* [Aim of the exercise]:
Write out each line exactly as it stands, please.

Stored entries

◇ ◇ ◇ ◇

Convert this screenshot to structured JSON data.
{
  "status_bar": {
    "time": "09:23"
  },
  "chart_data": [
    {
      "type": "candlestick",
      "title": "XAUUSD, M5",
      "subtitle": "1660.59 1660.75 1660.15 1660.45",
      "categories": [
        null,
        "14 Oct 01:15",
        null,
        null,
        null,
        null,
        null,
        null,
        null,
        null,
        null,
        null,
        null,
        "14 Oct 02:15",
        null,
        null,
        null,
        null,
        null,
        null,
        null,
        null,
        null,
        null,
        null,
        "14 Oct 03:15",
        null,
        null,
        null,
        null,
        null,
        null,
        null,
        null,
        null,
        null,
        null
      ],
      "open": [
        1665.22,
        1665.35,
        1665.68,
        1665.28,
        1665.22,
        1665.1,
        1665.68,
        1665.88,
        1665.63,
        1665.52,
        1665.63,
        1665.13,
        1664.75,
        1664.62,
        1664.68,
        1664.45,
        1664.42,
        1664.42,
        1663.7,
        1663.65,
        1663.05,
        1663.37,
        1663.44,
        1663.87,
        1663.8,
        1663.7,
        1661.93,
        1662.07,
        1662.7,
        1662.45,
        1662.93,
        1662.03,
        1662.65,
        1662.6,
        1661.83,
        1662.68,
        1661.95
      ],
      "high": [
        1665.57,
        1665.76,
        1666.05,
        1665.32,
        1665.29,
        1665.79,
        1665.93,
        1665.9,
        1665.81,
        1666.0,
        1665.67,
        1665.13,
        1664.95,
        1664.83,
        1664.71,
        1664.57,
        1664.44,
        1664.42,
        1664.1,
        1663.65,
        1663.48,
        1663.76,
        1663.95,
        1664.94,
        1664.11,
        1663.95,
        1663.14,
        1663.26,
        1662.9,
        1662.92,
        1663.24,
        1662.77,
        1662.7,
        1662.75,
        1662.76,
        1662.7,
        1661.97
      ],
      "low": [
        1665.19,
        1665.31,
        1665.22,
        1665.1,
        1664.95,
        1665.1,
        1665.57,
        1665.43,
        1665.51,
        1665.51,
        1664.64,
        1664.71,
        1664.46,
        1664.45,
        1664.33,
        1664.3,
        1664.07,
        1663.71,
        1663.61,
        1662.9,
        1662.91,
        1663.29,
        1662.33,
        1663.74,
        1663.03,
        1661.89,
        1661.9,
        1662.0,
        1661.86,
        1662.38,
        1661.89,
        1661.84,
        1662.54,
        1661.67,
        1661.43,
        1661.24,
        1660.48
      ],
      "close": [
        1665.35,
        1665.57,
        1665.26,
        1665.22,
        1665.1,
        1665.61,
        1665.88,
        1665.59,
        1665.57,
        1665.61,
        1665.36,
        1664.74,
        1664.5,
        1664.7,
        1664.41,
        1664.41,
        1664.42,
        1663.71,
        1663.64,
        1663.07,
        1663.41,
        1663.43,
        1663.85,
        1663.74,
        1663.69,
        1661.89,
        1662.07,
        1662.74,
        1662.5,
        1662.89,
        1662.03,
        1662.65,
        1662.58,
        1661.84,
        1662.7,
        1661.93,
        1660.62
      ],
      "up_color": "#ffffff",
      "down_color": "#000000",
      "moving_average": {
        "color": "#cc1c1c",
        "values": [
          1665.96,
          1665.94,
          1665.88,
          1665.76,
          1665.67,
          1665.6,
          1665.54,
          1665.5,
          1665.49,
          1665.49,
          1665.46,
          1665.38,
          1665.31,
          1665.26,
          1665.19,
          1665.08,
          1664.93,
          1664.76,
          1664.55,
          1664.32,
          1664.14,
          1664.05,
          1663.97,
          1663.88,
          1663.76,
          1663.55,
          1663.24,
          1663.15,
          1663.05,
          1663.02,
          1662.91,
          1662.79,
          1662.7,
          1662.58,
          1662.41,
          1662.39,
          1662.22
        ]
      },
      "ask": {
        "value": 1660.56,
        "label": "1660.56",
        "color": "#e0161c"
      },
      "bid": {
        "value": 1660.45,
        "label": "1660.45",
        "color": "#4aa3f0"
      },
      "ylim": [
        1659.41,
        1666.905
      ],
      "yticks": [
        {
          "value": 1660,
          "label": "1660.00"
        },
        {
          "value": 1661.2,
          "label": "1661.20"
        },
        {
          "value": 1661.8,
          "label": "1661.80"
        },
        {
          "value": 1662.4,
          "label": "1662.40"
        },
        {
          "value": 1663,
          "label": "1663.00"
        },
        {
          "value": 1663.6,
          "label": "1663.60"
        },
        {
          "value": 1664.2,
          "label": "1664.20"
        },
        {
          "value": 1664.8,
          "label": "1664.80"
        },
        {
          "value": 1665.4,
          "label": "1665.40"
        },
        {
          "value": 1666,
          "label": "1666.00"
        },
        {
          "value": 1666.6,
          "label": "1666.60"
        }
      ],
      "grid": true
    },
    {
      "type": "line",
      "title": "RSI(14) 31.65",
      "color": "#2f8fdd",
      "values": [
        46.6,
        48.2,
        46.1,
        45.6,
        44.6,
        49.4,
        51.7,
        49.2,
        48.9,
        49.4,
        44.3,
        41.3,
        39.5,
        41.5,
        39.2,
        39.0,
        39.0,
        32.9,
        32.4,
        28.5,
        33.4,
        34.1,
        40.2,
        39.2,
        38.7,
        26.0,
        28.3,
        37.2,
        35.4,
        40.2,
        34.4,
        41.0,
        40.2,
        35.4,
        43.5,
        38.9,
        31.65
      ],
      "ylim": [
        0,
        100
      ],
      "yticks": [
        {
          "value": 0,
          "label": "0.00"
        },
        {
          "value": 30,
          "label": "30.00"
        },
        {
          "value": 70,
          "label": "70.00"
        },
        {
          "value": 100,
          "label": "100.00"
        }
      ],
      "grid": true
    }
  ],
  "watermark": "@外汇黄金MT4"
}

◇ ◇ ◇ ◇

* [Task solution]:
Convert this screenshot to structured JSON data.
{
  "status_bar": {
    "time": "09:23"
  },
  "chart_data": [
    {
      "type": "candlestick",
      "title": "XAUUSD, M5",
      "subtitle": "1660.59 1660.75 1660.15 1660.45",
      "categories": [
        null,
        "14 Oct 01:15",
        null,
        null,
        null,
        null,
        null,
        null,
        null,
        null,
        null,
        null,
        null,
        "14 Oct 02:15",
        null,
        null,
        null,
        null,
        null,
        null,
        null,
        null,
        null,
        null,
        null,
        "14 Oct 03:15",
        null,
        null,
        null,
        null,
        null,
        null,
        null,
        null,
        null,
        null,
        null
      ],
      "open": [
        1665.22,
        1665.35,
        1665.68,
        1665.28,
        1665.22,
        1665.1,
        1665.68,
        1665.88,
        1665.63,
        1665.52,
        1665.63,
        1665.13,
        1664.75,
        1664.62,
        1664.68,
        1664.45,
        1664.42,
        1664.42,
        1663.7,
        1663.65,
        1663.05,
        1663.37,
        1663.44,
        1663.87,
        1663.8,
        1663.7,
        1661.93,
        1662.07,
        1662.7,
        1662.45,
        1662.93,
        1662.03,
        1662.65,
        1662.6,
        1661.83,
        1662.68,
        1661.95
      ],
      "high": [
        1665.57,
        1665.76,
        1666.05,
        1665.32,
        1665.29,
        1665.79,
        1665.93,
        1665.9,
        1665.81,
        1666.0,
        1665.67,
        1665.13,
        1664.95,
        1664.83,
        1664.71,
        1664.57,
        1664.44,
        1664.42,
        1664.1,
        1663.65,
        1663.48,
        1663.76,
        1663.95,
        1664.94,
        1664.11,
        1663.95,
        1663.14,
        1663.26,
        1662.9,
        1662.92,
        1663.24,
        1662.77,
        1662.7,
        1662.75,
        1662.76,
        1662.7,
        1661.97
      ],
      "low": [
        1665.19,
        1665.31,
        1665.22,
        1665.1,
        1664.95,
        1665.1,
        1665.57,
        1665.43,
        1665.51,
        1665.51,
        1664.64,
        1664.71,
        1664.46,
        1664.45,
        1664.33,
        1664.3,
        1664.07,
        1663.71,
        1663.61,
        1662.9,
        1662.91,
        1663.29,
        1662.33,
        1663.74,
        1663.03,
        1661.89,
        1661.9,
        1662.0,
        1661.86,
        1662.38,
        1661.89,
        1661.84,
        1662.54,
        1661.67,
        1661.43,
        1661.24,
        1660.48
      ],
      "close": [
        1665.35,
        1665.57,
        1665.26,
        1665.22,
        1665.1,
        1665.61,
        1665.88,
        1665.59,
        1665.57,
        1665.61,
        1665.36,
        1664.74,
        1664.5,
        1664.7,
        1664.41,
        1664.41,
        1664.42,
        1663.71,
        1663.64,
        1663.07,
        1663.41,
        1663.43,
        1663.85,
        1663.74,
        1663.69,
        1661.89,
        1662.07,
        1662.74,
        1662.5,
        1662.89,
        1662.03,
        1662.65,
        1662.58,
        1661.84,
        1662.7,
        1661.93,
        1660.62
      ],
      "up_color": "#ffffff",
      "down_color": "#000000",
      "moving_average": {
        "color": "#cc1c1c",
        "values": [
          1665.96,
          1665.94,
          1665.88,
          1665.76,
          1665.67,
          1665.6,
          1665.54,
          1665.5,
          1665.49,
          1665.49,
          1665.46,
          1665.38,
          1665.31,
          1665.26,
          1665.19,
          1665.08,
          1664.93,
          1664.76,
          1664.55,
          1664.32,
          1664.14,
          1664.05,
          1663.97,
          1663.88,
          1663.76,
          1663.55,
          1663.24,
          1663.15,
          1663.05,
          1663.02,
          1662.91,
          1662.79,
          1662.7,
          1662.58,
          1662.41,
          1662.39,
          1662.22
        ]
      },
      "ask": {
        "value": 1660.56,
        "label": "1660.56",
        "color": "#e0161c"
      },
      "bid": {
        "value": 1660.45,
        "label": "1660.45",
        "color": "#4aa3f0"
      },
      "ylim": [
        1659.41,
        1666.905
      ],
      "yticks": [
        {
          "value": 1660,
          "label": "1660.00"
        },
        {
          "value": 1661.2,
          "label": "1661.20"
        },
        {
          "value": 1661.8,
          "label": "1661.80"
        },
        {
          "value": 1662.4,
          "label": "1662.40"
        },
        {
          "value": 1663,
          "label": "1663.00"
        },
        {
          "value": 1663.6,
          "label": "1663.60"
        },
        {
          "value": 1664.2,
          "label": "1664.20"
        },
        {
          "value": 1664.8,
          "label": "1664.80"
        },
        {
          "value": 1665.4,
          "label": "1665.40"
        },
        {
          "value": 1666,
          "label": "1666.00"
        },
        {
          "value": 1666.6,
          "label": "1666.60"
        }
      ],
      "grid": true
    },
    {
      "type": "line",
      "title": "RSI(14) 31.65",
      "color": "#2f8fdd",
      "values": [
        46.6,
        48.2,
        46.1,
        45.6,
        44.6,
        49.4,
        51.7,
        49.2,
        48.9,
        49.4,
        44.3,
        41.3,
        39.5,
        41.5,
        39.2,
        39.0,
        39.0,
        32.9,
        32.4,
        28.5,
        33.4,
        34.1,
        40.2,
        39.2,
        38.7,
        26.0,
        28.3,
        37.2,
        35.4,
        40.2,
        34.4,
        41.0,
        40.2,
        35.4,
        43.5,
        38.9,
        31.65
      ],
      "ylim": [
        0,
        100
      ],
      "yticks": [
        {
          "value": 0,
          "label": "0.00"
        },
        {
          "value": 30,
          "label": "30.00"
        },
        {
          "value": 70,
          "label": "70.00"
        },
        {
          "value": 100,
          "label": "100.00"
        }
      ],
      "grid": true
    }
  ],
  "watermark": "@外汇黄金MT4"
}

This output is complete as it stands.